**What you are asked to do**: Write out each entry again. Keep every word exactly as it is.

**Material**:
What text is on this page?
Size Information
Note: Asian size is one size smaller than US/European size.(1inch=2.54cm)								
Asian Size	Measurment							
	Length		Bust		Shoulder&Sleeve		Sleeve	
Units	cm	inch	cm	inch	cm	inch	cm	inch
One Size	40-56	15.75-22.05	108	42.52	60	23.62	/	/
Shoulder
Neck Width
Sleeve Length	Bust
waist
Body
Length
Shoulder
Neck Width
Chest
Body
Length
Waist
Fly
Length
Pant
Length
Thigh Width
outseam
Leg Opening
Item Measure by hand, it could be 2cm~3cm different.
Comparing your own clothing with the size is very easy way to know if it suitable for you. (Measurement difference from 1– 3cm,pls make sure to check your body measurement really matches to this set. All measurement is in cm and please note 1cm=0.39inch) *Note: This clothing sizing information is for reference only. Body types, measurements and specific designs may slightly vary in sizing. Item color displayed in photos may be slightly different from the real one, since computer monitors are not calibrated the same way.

**Written solution**:
What text is on this page?
Size Information
Note: Asian size is one size smaller than US/European size.(1inch=2.54cm)								
Asian Size	Measurment							
	Length		Bust		Shoulder&Sleeve		Sleeve	
Units	cm	inch	cm	inch	cm	inch	cm	inch
One Size	40-56	15.75-22.05	108	42.52	60	23.62	/	/
Shoulder
Neck Width
Sleeve Length	Bust
waist
Body
Length
Shoulder
Neck Width
Chest
Body
Length
Waist
Fly
Length
Pant
Length
Thigh Width
outseam
Leg Opening
Item Measure by hand, it could be 2cm~3cm different.
Comparing your own clothing with the size is very easy way to know if it suitable for you. (Measurement difference from 1– 3cm,pls make sure to check your body measurement really matches to this set. All measurement is in cm and please note 1cm=0.39inch) *Note: This clothing sizing information is for reference only. Body types, measurements and specific designs may slightly vary in sizing. Item color displayed in photos may be slightly different from the real one, since computer monitors are not calibrated the same way.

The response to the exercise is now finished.